# start of DATA PROVIDED
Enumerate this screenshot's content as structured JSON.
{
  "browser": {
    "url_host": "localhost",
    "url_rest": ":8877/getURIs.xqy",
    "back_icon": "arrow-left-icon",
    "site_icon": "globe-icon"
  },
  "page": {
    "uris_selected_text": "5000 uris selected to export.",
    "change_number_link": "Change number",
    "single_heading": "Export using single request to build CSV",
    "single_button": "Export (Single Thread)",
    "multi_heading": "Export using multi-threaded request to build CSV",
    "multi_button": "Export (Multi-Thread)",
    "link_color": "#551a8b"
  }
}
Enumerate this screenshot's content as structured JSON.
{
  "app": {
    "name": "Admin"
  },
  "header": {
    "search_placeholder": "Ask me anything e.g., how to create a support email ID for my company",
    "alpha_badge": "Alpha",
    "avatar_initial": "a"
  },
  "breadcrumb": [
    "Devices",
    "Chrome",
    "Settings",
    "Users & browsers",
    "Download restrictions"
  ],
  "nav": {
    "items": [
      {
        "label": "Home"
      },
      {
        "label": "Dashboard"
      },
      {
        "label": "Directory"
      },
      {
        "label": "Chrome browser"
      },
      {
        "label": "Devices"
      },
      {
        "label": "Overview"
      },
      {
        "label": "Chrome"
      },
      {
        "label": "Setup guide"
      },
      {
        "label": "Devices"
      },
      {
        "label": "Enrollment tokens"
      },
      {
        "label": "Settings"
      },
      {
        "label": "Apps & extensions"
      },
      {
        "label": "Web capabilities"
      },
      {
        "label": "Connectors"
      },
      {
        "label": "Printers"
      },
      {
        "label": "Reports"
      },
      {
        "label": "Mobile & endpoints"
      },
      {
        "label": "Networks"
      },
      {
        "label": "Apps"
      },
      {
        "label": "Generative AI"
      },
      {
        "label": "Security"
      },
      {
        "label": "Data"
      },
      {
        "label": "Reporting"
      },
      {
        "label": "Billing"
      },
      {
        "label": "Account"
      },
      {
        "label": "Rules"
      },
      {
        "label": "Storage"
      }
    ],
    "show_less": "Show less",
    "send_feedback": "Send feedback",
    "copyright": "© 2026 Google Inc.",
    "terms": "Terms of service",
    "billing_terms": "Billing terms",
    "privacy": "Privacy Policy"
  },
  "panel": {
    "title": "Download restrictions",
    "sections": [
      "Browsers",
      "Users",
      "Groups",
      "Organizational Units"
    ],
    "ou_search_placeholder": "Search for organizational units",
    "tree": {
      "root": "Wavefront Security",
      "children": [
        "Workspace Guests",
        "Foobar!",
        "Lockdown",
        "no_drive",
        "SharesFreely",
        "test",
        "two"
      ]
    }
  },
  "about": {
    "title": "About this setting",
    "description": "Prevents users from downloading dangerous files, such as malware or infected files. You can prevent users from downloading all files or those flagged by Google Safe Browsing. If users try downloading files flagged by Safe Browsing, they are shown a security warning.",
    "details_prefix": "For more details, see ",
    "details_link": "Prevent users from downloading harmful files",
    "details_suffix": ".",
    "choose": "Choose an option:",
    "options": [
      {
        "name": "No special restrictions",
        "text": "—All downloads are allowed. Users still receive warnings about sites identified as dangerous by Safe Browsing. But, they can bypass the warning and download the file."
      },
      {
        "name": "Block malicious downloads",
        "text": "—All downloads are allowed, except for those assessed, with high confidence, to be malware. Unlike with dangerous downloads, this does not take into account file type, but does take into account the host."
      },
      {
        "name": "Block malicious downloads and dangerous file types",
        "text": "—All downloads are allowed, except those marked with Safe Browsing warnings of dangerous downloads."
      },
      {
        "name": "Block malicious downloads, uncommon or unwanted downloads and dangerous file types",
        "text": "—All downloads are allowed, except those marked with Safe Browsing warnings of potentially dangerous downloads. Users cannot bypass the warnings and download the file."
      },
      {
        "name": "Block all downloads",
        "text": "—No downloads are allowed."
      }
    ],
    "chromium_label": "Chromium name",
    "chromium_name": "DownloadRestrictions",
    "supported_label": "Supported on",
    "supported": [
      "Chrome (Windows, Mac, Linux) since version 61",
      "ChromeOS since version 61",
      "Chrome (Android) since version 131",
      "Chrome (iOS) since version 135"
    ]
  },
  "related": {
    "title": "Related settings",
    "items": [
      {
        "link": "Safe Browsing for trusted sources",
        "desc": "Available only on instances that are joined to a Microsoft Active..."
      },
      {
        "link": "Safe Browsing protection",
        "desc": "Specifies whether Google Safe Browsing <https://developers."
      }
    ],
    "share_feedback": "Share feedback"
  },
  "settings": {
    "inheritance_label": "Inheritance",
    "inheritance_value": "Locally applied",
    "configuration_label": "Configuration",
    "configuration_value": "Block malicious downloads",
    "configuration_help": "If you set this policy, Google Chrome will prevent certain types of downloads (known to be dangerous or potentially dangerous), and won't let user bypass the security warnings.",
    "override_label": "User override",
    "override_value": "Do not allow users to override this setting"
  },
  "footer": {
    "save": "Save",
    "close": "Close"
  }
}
# end of DATA PROVIDED
◆ **EXERCISE INSTRUCTIONS**: Copy each record from above without leaving any out.

◆ **CORRECT ANSWER**:
Enumerate this screenshot's content as structured JSON.
{
  "browser": {
    "url_host": "localhost",
    "url_rest": ":8877/getURIs.xqy",
    "back_icon": "arrow-left-icon",
    "site_icon": "globe-icon"
  },
  "page": {
    "uris_selected_text": "5000 uris selected to export.",
    "change_number_link": "Change number",
    "single_heading": "Export using single request to build CSV",
    "single_button": "Export (Single Thread)",
    "multi_heading": "Export using multi-threaded request to build CSV",
    "multi_button": "Export (Multi-Thread)",
    "link_color": "#551a8b"
  }
}
Enumerate this screenshot's content as structured JSON.
{
  "app": {
    "name": "Admin"
  },
  "header": {
    "search_placeholder": "Ask me anything e.g., how to create a support email ID for my company",
    "alpha_badge": "Alpha",
    "avatar_initial": "a"
  },
  "breadcrumb": [
    "Devices",
    "Chrome",
    "Settings",
    "Users & browsers",
    "Download restrictions"
  ],
  "nav": {
    "items": [
      {
        "label": "Home"
      },
      {
        "label": "Dashboard"
      },
      {
        "label": "Directory"
      },
      {
        "label": "Chrome browser"
      },
      {
        "label": "Devices"
      },
      {
        "label": "Overview"
      },
      {
        "label": "Chrome"
      },
      {
        "label": "Setup guide"
      },
      {
        "label": "Devices"
      },
      {
        "label": "Enrollment tokens"
      },
      {
        "label": "Settings"
      },
      {
        "label": "Apps & extensions"
      },
      {
        "label": "Web capabilities"
      },
      {
        "label": "Connectors"
      },
      {
        "label": "Printers"
      },
      {
        "label": "Reports"
      },
      {
        "label": "Mobile & endpoints"
      },
      {
        "label": "Networks"
      },
      {
        "label": "Apps"
      },
      {
        "label": "Generative AI"
      },
      {
        "label": "Security"
      },
      {
        "label": "Data"
      },
      {
        "label": "Reporting"
      },
      {
        "label": "Billing"
      },
      {
        "label": "Account"
      },
      {
        "label": "Rules"
      },
      {
        "label": "Storage"
      }
    ],
    "show_less": "Show less",
    "send_feedback": "Send feedback",
    "copyright": "© 2026 Google Inc.",
    "terms": "Terms of service",
    "billing_terms": "Billing terms",
    "privacy": "Privacy Policy"
  },
  "panel": {
    "title": "Download restrictions",
    "sections": [
      "Browsers",
      "Users",
      "Groups",
      "Organizational Units"
    ],
    "ou_search_placeholder": "Search for organizational units",
    "tree": {
      "root": "Wavefront Security",
      "children": [
        "Workspace Guests",
        "Foobar!",
        "Lockdown",
        "no_drive",
        "SharesFreely",
        "test",
        "two"
      ]
    }
  },
  "about": {
    "title": "About this setting",
    "description": "Prevents users from downloading dangerous files, such as malware or infected files. You can prevent users from downloading all files or those flagged by Google Safe Browsing. If users try downloading files flagged by Safe Browsing, they are shown a security warning.",
    "details_prefix": "For more details, see ",
    "details_link": "Prevent users from downloading harmful files",
    "details_suffix": ".",
    "choose": "Choose an option:",
    "options": [
      {
        "name": "No special restrictions",
        "text": "—All downloads are allowed. Users still receive warnings about sites identified as dangerous by Safe Browsing. But, they can bypass the warning and download the file."
      },
      {
        "name": "Block malicious downloads",
        "text": "—All downloads are allowed, except for those assessed, with high confidence, to be malware. Unlike with dangerous downloads, this does not take into account file type, but does take into account the host."
      },
      {
        "name": "Block malicious downloads and dangerous file types",
        "text": "—All downloads are allowed, except those marked with Safe Browsing warnings of dangerous downloads."
      },
      {
        "name": "Block malicious downloads, uncommon or unwanted downloads and dangerous file types",
        "text": "—All downloads are allowed, except those marked with Safe Browsing warnings of potentially dangerous downloads. Users cannot bypass the warnings and download the file."
      },
      {
        "name": "Block all downloads",
        "text": "—No downloads are allowed."
      }
    ],
    "chromium_label": "Chromium name",
    "chromium_name": "DownloadRestrictions",
    "supported_label": "Supported on",
    "supported": [
      "Chrome (Windows, Mac, Linux) since version 61",
      "ChromeOS since version 61",
      "Chrome (Android) since version 131",
      "Chrome (iOS) since version 135"
    ]
  },
  "related": {
    "title": "Related settings",
    "items": [
      {
        "link": "Safe Browsing for trusted sources",
        "desc": "Available only on instances that are joined to a Microsoft Active..."
      },
      {
        "link": "Safe Browsing protection",
        "desc": "Specifies whether Google Safe Browsing <https://developers."
      }
    ],
    "share_feedback": "Share feedback"
  },
  "settings": {
    "inheritance_label": "Inheritance",
    "inheritance_value": "Locally applied",
    "configuration_label": "Configuration",
    "configuration_value": "Block malicious downloads",
    "configuration_help": "If you set this policy, Google Chrome will prevent certain types of downloads (known to be dangerous or potentially dangerous), and won't let user bypass the security warnings.",
    "override_label": "User override",
    "override_value": "Do not allow users to override this setting"
  },
  "footer": {
    "save": "Save",
    "close": "Close"
  }
}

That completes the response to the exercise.